─── Provided data ───

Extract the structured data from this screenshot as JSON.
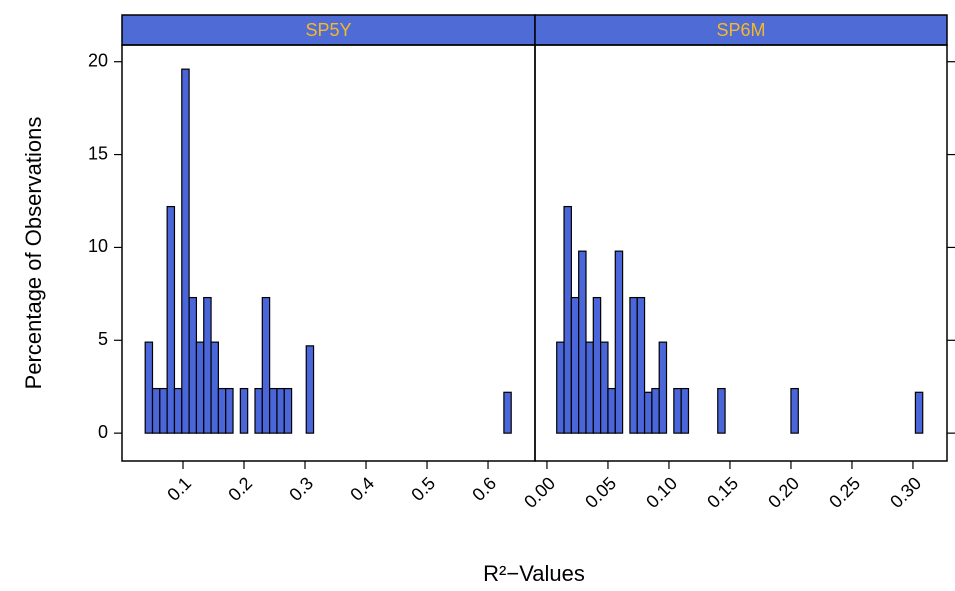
{
  "chart_data": [
    {
      "type": "histogram",
      "title": "SP5Y",
      "ylabel": "Percentage of Observations",
      "xlabel": "R²−Values",
      "color": "#4a66d9",
      "strip_color": "#4f6bd6",
      "title_color": "#f5b82a",
      "bins": [
        0.038,
        0.05,
        0.062,
        0.074,
        0.086,
        0.098,
        0.11,
        0.122,
        0.134,
        0.146,
        0.158,
        0.17,
        0.182,
        0.194,
        0.206,
        0.218,
        0.23,
        0.242,
        0.254,
        0.266,
        0.278,
        0.29,
        0.302,
        0.314,
        0.326,
        0.338,
        0.35,
        0.362,
        0.374,
        0.386,
        0.398,
        0.41,
        0.422,
        0.434,
        0.446,
        0.458,
        0.47,
        0.482,
        0.494,
        0.506,
        0.518,
        0.53,
        0.542,
        0.554,
        0.566,
        0.578,
        0.59,
        0.602,
        0.614,
        0.626,
        0.638
      ],
      "values": [
        4.9,
        2.4,
        2.4,
        12.2,
        2.4,
        19.6,
        7.3,
        4.9,
        7.3,
        4.9,
        2.4,
        2.4,
        0,
        2.4,
        0,
        2.4,
        7.3,
        2.4,
        2.4,
        2.4,
        0,
        0,
        4.7,
        0,
        0,
        0,
        0,
        0,
        0,
        0,
        0,
        0,
        0,
        0,
        0,
        0,
        0,
        0,
        0,
        0,
        0,
        0,
        0,
        0,
        0,
        0,
        0,
        0,
        0,
        2.2
      ],
      "xlim": [
        0,
        0.677
      ],
      "xticks": [
        0.1,
        0.2,
        0.3,
        0.4,
        0.5,
        0.6
      ],
      "ylim": [
        -1.5,
        20.9
      ],
      "yticks": [
        0,
        5,
        10,
        15,
        20
      ]
    },
    {
      "type": "histogram",
      "title": "SP6M",
      "color": "#4a66d9",
      "strip_color": "#4f6bd6",
      "title_color": "#f5b82a",
      "bins": [
        0.008,
        0.014,
        0.02,
        0.026,
        0.032,
        0.038,
        0.044,
        0.05,
        0.056,
        0.062,
        0.068,
        0.074,
        0.08,
        0.086,
        0.092,
        0.098,
        0.104,
        0.11,
        0.116,
        0.122,
        0.128,
        0.134,
        0.14,
        0.146,
        0.152,
        0.158,
        0.164,
        0.17,
        0.176,
        0.182,
        0.188,
        0.194,
        0.2,
        0.206,
        0.212,
        0.218,
        0.224,
        0.23,
        0.236,
        0.242,
        0.248,
        0.254,
        0.26,
        0.266,
        0.272,
        0.278,
        0.284,
        0.29,
        0.296,
        0.302,
        0.308
      ],
      "values": [
        4.9,
        12.2,
        7.3,
        9.8,
        4.9,
        7.3,
        4.9,
        2.4,
        9.8,
        0,
        7.3,
        7.3,
        2.2,
        2.4,
        4.9,
        0,
        2.4,
        2.4,
        0,
        0,
        0,
        0,
        2.4,
        0,
        0,
        0,
        0,
        0,
        0,
        0,
        0,
        0,
        2.4,
        0,
        0,
        0,
        0,
        0,
        0,
        0,
        0,
        0,
        0,
        0,
        0,
        0,
        0,
        0,
        0,
        2.2
      ],
      "xlim": [
        -0.0098,
        0.3279
      ],
      "xticks": [
        {
          "value": 0,
          "label": "0.00"
        },
        {
          "value": 0.05,
          "label": "0.05"
        },
        {
          "value": 0.1,
          "label": "0.10"
        },
        {
          "value": 0.15,
          "label": "0.15"
        },
        {
          "value": 0.2,
          "label": "0.20"
        },
        {
          "value": 0.25,
          "label": "0.25"
        },
        {
          "value": 0.3,
          "label": "0.30"
        }
      ],
      "ylim": [
        -1.5,
        20.9
      ],
      "yticks": [
        0,
        5,
        10,
        15,
        20
      ]
    }
  ]
}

───

Goal » Transcribe the material exactly, keeping every word and none of the pictures.

Solved problem »
Extract the structured data from this screenshot as JSON.
{
  "chart_data": [
    {
      "type": "histogram",
      "title": "SP5Y",
      "ylabel": "Percentage of Observations",
      "xlabel": "R²−Values",
      "color": "#4a66d9",
      "strip_color": "#4f6bd6",
      "title_color": "#f5b82a",
      "bins": [
        0.038,
        0.05,
        0.062,
        0.074,
        0.086,
        0.098,
        0.11,
        0.122,
        0.134,
        0.146,
        0.158,
        0.17,
        0.182,
        0.194,
        0.206,
        0.218,
        0.23,
        0.242,
        0.254,
        0.266,
        0.278,
        0.29,
        0.302,
        0.314,
        0.326,
        0.338,
        0.35,
        0.362,
        0.374,
        0.386,
        0.398,
        0.41,
        0.422,
        0.434,
        0.446,
        0.458,
        0.47,
        0.482,
        0.494,
        0.506,
        0.518,
        0.53,
        0.542,
        0.554,
        0.566,
        0.578,
        0.59,
        0.602,
        0.614,
        0.626,
        0.638
      ],
      "values": [
        4.9,
        2.4,
        2.4,
        12.2,
        2.4,
        19.6,
        7.3,
        4.9,
        7.3,
        4.9,
        2.4,
        2.4,
        0,
        2.4,
        0,
        2.4,
        7.3,
        2.4,
        2.4,
        2.4,
        0,
        0,
        4.7,
        0,
        0,
        0,
        0,
        0,
        0,
        0,
        0,
        0,
        0,
        0,
        0,
        0,
        0,
        0,
        0,
        0,
        0,
        0,
        0,
        0,
        0,
        0,
        0,
        0,
        0,
        2.2
      ],
      "xlim": [
        0,
        0.677
      ],
      "xticks": [
        0.1,
        0.2,
        0.3,
        0.4,
        0.5,
        0.6
      ],
      "ylim": [
        -1.5,
        20.9
      ],
      "yticks": [
        0,
        5,
        10,
        15,
        20
      ]
    },
    {
      "type": "histogram",
      "title": "SP6M",
      "color": "#4a66d9",
      "strip_color": "#4f6bd6",
      "title_color": "#f5b82a",
      "bins": [
        0.008,
        0.014,
        0.02,
        0.026,
        0.032,
        0.038,
        0.044,
        0.05,
        0.056,
        0.062,
        0.068,
        0.074,
        0.08,
        0.086,
        0.092,
        0.098,
        0.104,
        0.11,
        0.116,
        0.122,
        0.128,
        0.134,
        0.14,
        0.146,
        0.152,
        0.158,
        0.164,
        0.17,
        0.176,
        0.182,
        0.188,
        0.194,
        0.2,
        0.206,
        0.212,
        0.218,
        0.224,
        0.23,
        0.236,
        0.242,
        0.248,
        0.254,
        0.26,
        0.266,
        0.272,
        0.278,
        0.284,
        0.29,
        0.296,
        0.302,
        0.308
      ],
      "values": [
        4.9,
        12.2,
        7.3,
        9.8,
        4.9,
        7.3,
        4.9,
        2.4,
        9.8,
        0,
        7.3,
        7.3,
        2.2,
        2.4,
        4.9,
        0,
        2.4,
        2.4,
        0,
        0,
        0,
        0,
        2.4,
        0,
        0,
        0,
        0,
        0,
        0,
        0,
        0,
        0,
        2.4,
        0,
        0,
        0,
        0,
        0,
        0,
        0,
        0,
        0,
        0,
        0,
        0,
        0,
        0,
        0,
        0,
        2.2
      ],
      "xlim": [
        -0.0098,
        0.3279
      ],
      "xticks": [
        {
          "value": 0,
          "label": "0.00"
        },
        {
          "value": 0.05,
          "label": "0.05"
        },
        {
          "value": 0.1,
          "label": "0.10"
        },
        {
          "value": 0.15,
          "label": "0.15"
        },
        {
          "value": 0.2,
          "label": "0.20"
        },
        {
          "value": 0.25,
          "label": "0.25"
        },
        {
          "value": 0.3,
          "label": "0.30"
        }
      ],
      "ylim": [
        -1.5,
        20.9
      ],
      "yticks": [
        0,
        5,
        10,
        15,
        20
      ]
    }
  ]
}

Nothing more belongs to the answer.